Problem to solve –
Pictures do not belong in the copy; restate the records below word for word.

Figure record listings

>>>

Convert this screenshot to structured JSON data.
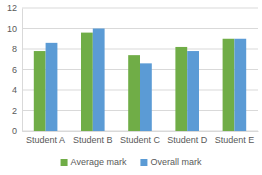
{
  "chart_data": {
    "type": "bar",
    "categories": [
      "Student A",
      "Student B",
      "Student C",
      "Student D",
      "Student E"
    ],
    "series": [
      {
        "name": "Average mark",
        "color": "#70ad47",
        "values": [
          7.8,
          9.6,
          7.4,
          8.2,
          9.0
        ]
      },
      {
        "name": "Overall mark",
        "color": "#5b9bd5",
        "values": [
          8.6,
          10.0,
          6.6,
          7.8,
          9.0
        ]
      }
    ],
    "ylim": [
      0,
      12
    ],
    "yticks": [
      0,
      2,
      4,
      6,
      8,
      10,
      12
    ],
    "grid": true,
    "legend": "bottom"
  }
}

<<<

Written solution –
Convert this screenshot to structured JSON data.
{
  "chart_data": {
    "type": "bar",
    "categories": [
      "Student A",
      "Student B",
      "Student C",
      "Student D",
      "Student E"
    ],
    "series": [
      {
        "name": "Average mark",
        "color": "#70ad47",
        "values": [
          7.8,
          9.6,
          7.4,
          8.2,
          9.0
        ]
      },
      {
        "name": "Overall mark",
        "color": "#5b9bd5",
        "values": [
          8.6,
          10.0,
          6.6,
          7.8,
          9.0
        ]
      }
    ],
    "ylim": [
      0,
      12
    ],
    "yticks": [
      0,
      2,
      4,
      6,
      8,
      10,
      12
    ],
    "grid": true,
    "legend": "bottom"
  }
}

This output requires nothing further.